**Dataset records:**
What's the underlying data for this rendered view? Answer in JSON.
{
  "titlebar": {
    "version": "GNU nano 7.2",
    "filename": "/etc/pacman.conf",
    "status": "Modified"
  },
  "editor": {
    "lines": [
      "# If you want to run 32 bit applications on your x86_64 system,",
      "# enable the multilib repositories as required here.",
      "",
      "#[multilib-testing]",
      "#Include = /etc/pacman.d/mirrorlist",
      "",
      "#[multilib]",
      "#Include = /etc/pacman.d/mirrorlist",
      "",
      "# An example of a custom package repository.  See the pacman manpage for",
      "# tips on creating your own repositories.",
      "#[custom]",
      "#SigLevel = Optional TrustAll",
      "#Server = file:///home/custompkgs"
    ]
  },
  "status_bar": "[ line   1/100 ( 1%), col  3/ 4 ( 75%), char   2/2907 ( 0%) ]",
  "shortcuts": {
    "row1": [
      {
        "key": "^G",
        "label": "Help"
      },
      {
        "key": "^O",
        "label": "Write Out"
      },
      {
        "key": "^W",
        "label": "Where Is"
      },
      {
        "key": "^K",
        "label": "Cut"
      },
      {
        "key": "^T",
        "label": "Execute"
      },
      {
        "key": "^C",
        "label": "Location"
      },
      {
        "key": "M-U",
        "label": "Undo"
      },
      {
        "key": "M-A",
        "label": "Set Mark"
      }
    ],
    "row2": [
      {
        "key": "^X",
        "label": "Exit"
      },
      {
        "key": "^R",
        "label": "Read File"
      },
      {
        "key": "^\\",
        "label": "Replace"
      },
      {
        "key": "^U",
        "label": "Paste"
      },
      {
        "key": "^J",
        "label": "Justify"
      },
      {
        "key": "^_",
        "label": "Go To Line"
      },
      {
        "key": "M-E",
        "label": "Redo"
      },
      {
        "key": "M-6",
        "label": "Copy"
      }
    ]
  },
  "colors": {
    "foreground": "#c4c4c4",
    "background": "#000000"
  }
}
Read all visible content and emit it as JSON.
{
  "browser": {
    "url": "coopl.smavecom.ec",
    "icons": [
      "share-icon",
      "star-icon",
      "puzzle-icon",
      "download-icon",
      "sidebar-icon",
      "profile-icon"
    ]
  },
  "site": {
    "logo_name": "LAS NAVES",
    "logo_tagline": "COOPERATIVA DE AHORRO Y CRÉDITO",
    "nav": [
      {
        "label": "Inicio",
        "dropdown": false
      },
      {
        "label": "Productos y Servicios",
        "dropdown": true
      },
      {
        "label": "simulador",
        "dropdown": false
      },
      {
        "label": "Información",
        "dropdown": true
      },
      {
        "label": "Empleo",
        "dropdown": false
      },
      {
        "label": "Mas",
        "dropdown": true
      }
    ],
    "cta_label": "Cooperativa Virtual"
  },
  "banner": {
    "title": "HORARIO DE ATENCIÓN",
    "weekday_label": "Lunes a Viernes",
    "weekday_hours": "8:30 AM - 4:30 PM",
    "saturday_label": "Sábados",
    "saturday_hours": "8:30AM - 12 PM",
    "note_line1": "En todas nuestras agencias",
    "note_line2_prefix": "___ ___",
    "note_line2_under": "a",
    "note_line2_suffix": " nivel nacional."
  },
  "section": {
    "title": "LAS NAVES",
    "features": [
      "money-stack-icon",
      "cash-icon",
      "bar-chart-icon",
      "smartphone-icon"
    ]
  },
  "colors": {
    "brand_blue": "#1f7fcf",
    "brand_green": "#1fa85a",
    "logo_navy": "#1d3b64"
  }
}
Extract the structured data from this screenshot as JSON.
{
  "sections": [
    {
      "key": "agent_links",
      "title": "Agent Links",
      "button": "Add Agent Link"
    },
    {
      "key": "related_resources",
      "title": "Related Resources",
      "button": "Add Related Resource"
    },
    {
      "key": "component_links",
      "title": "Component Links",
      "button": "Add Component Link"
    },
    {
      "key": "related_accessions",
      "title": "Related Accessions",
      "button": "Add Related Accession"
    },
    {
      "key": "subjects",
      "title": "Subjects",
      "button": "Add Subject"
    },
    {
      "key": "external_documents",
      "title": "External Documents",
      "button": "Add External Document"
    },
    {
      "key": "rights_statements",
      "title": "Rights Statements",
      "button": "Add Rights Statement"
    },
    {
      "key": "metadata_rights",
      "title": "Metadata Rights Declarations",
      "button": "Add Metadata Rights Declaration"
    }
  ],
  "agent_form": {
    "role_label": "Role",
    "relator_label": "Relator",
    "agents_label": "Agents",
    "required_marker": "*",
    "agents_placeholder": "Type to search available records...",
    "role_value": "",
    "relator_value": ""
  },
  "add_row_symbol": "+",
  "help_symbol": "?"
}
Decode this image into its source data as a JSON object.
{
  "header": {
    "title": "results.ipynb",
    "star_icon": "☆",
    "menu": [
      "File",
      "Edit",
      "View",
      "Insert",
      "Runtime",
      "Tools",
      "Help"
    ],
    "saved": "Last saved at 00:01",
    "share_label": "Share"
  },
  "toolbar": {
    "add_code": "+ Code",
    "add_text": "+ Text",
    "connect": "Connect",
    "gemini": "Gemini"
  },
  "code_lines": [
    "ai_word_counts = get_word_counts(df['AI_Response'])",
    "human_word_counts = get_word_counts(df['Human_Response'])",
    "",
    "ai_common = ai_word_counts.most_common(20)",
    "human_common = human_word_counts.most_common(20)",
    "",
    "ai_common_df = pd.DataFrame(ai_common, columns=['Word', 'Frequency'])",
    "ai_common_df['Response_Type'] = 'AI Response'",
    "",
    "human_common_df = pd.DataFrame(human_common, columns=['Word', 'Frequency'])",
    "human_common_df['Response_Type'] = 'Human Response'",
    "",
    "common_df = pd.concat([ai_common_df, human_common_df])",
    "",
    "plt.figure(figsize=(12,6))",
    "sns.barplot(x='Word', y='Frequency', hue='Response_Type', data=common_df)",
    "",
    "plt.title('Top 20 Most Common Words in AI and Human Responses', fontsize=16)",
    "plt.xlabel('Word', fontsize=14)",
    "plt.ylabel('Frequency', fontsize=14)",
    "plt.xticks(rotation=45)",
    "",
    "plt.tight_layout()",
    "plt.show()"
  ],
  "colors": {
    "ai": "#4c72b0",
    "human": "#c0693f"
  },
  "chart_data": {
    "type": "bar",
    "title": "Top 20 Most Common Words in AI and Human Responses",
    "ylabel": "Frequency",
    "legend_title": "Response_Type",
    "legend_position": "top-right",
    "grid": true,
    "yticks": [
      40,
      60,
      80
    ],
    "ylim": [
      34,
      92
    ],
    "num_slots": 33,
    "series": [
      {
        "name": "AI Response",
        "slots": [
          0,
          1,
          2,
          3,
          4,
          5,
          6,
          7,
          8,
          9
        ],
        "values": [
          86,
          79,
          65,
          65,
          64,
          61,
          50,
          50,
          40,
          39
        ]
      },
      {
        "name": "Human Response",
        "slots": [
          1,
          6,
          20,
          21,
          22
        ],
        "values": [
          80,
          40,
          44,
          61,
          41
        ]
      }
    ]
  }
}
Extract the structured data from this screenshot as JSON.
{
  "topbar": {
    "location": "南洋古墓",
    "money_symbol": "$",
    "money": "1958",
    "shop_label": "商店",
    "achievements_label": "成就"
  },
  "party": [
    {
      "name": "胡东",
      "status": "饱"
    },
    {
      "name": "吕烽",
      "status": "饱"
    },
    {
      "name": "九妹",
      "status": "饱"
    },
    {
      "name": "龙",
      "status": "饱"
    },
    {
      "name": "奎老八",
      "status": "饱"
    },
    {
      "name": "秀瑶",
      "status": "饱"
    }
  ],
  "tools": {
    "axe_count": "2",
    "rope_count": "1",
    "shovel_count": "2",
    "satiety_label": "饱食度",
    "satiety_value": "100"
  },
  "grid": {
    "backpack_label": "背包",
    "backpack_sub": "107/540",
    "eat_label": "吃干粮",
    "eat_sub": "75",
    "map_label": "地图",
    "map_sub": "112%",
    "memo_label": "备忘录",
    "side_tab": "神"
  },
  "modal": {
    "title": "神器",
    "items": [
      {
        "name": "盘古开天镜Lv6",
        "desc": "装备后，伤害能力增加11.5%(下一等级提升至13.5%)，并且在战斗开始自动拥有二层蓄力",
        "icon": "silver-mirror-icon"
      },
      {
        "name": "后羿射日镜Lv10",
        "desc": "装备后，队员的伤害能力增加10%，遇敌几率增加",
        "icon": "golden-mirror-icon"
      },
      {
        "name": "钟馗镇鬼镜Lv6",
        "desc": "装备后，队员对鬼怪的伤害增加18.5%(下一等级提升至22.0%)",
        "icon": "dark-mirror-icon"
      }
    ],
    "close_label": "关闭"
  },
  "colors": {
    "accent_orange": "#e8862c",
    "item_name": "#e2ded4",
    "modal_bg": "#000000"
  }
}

**Requirements:** Copy every line of the listing that contains the word "ylabel".

**Exercise result:**
    "plt.ylabel('Frequency', fontsize=14)",
    "ylabel": "Frequency",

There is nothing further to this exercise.